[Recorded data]
--- START ---
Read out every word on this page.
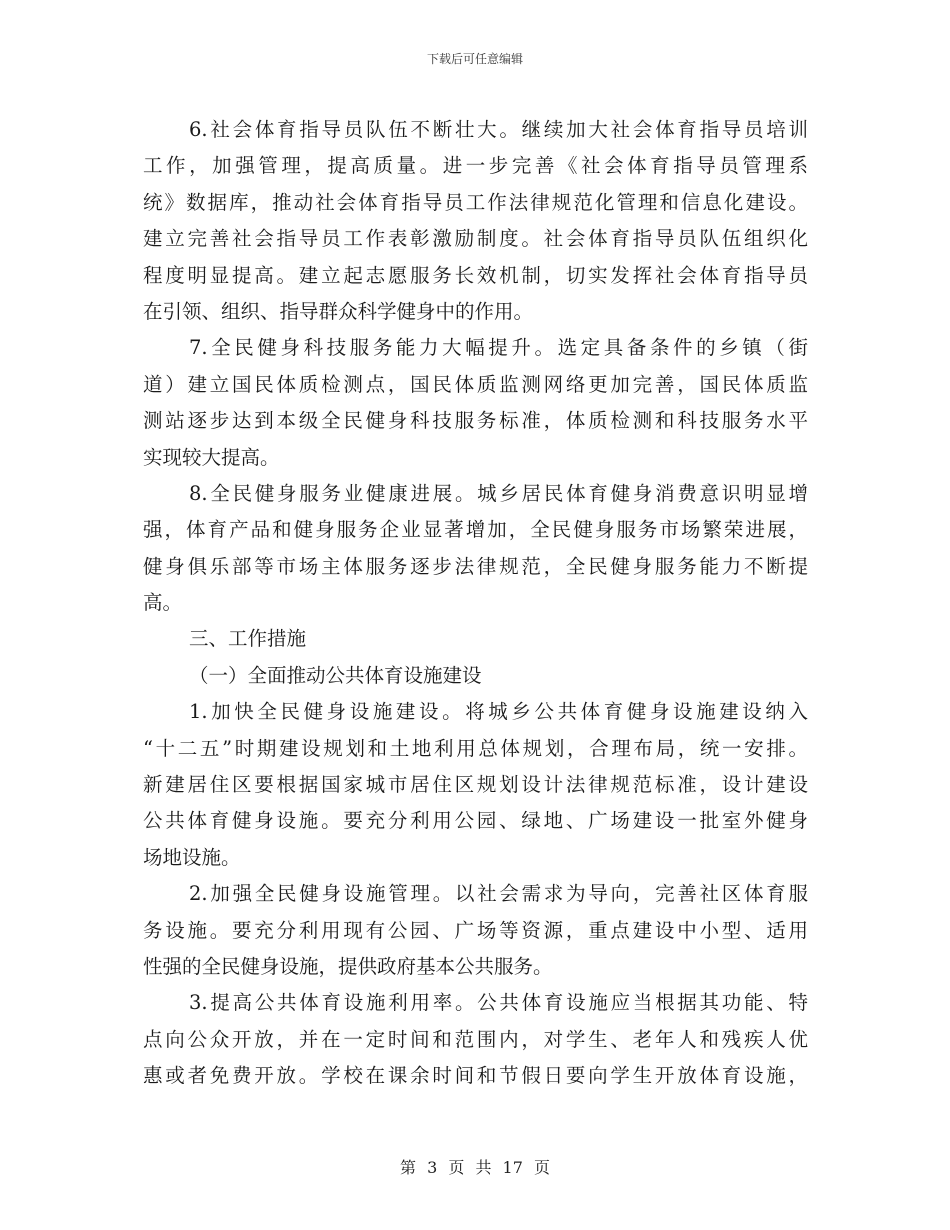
下载后可任意编辑
6.社会体育指导员队伍不断壮大。继续加大社会体育指导员培训
工作，加强管理，提高质量。进一步完善《社会体育指导员管理系
统》数据库，推动社会体育指导员工作法律规范化管理和信息化建设。
建立完善社会指导员工作表彰激励制度。社会体育指导员队伍组织化
程度明显提高。建立起志愿服务长效机制，切实发挥社会体育指导员
在引领、组织、指导群众科学健身中的作用。
7.全民健身科技服务能力大幅提升。选定具备条件的乡镇（街
道）建立国民体质检测点，国民体质监测网络更加完善，国民体质监
测站逐步达到本级全民健身科技服务标准，体质检测和科技服务水平
实现较大提高。
8.全民健身服务业健康进展。城乡居民体育健身消费意识明显增
强，体育产品和健身服务企业显著增加，全民健身服务市场繁荣进展，
健身俱乐部等市场主体服务逐步法律规范，全民健身服务能力不断提
高。
三、工作措施
（一）全面推动公共体育设施建设
1.加快全民健身设施建设。将城乡公共体育健身设施建设纳入
“十二五”时期建设规划和土地利用总体规划，合理布局，统一安排。
新建居住区要根据国家城市居住区规划设计法律规范标准，设计建设
公共体育健身设施。要充分利用公园、绿地、广场建设一批室外健身
场地设施。
2.加强全民健身设施管理。以社会需求为导向，完善社区体育服
务设施。要充分利用现有公园、广场等资源，重点建设中小型、适用
性强的全民健身设施，提供政府基本公共服务。
3.提高公共体育设施利用率。公共体育设施应当根据其功能、特
点向公众开放，并在一定时间和范围内，对学生、老年人和残疾人优
惠或者免费开放。学校在课余时间和节假日要向学生开放体育设施，
第 3 页 共 17 页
--- END ---
**What you will do**. Reproduce each entry precisely, dropping only the pictures.

**Written answer**.
Read out every word on this page.
下载后可任意编辑
6.社会体育指导员队伍不断壮大。继续加大社会体育指导员培训
工作，加强管理，提高质量。进一步完善《社会体育指导员管理系
统》数据库，推动社会体育指导员工作法律规范化管理和信息化建设。
建立完善社会指导员工作表彰激励制度。社会体育指导员队伍组织化
程度明显提高。建立起志愿服务长效机制，切实发挥社会体育指导员
在引领、组织、指导群众科学健身中的作用。
7.全民健身科技服务能力大幅提升。选定具备条件的乡镇（街
道）建立国民体质检测点，国民体质监测网络更加完善，国民体质监
测站逐步达到本级全民健身科技服务标准，体质检测和科技服务水平
实现较大提高。
8.全民健身服务业健康进展。城乡居民体育健身消费意识明显增
强，体育产品和健身服务企业显著增加，全民健身服务市场繁荣进展，
健身俱乐部等市场主体服务逐步法律规范，全民健身服务能力不断提
高。
三、工作措施
（一）全面推动公共体育设施建设
1.加快全民健身设施建设。将城乡公共体育健身设施建设纳入
“十二五”时期建设规划和土地利用总体规划，合理布局，统一安排。
新建居住区要根据国家城市居住区规划设计法律规范标准，设计建设
公共体育健身设施。要充分利用公园、绿地、广场建设一批室外健身
场地设施。
2.加强全民健身设施管理。以社会需求为导向，完善社区体育服
务设施。要充分利用现有公园、广场等资源，重点建设中小型、适用
性强的全民健身设施，提供政府基本公共服务。
3.提高公共体育设施利用率。公共体育设施应当根据其功能、特
点向公众开放，并在一定时间和范围内，对学生、老年人和残疾人优
惠或者免费开放。学校在课余时间和节假日要向学生开放体育设施，
第 3 页 共 17 页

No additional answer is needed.